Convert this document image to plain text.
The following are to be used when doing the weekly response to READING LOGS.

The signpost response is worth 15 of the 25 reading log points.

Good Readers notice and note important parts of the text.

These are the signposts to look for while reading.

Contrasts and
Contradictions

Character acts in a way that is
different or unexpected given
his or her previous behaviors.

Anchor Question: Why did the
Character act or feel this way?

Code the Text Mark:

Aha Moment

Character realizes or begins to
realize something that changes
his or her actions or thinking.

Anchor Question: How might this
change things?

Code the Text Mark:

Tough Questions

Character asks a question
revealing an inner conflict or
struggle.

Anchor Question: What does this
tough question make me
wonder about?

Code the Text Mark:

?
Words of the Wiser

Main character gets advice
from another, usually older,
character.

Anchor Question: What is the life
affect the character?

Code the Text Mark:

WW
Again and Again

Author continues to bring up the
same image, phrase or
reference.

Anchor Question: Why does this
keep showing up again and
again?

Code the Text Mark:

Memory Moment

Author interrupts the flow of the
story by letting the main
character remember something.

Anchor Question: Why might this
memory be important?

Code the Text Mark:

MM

[What the exercise asks]:
Take every line containing the word "does" and copy it.

[Final answer]:
Anchor Question: What does this
Anchor Question: Why does this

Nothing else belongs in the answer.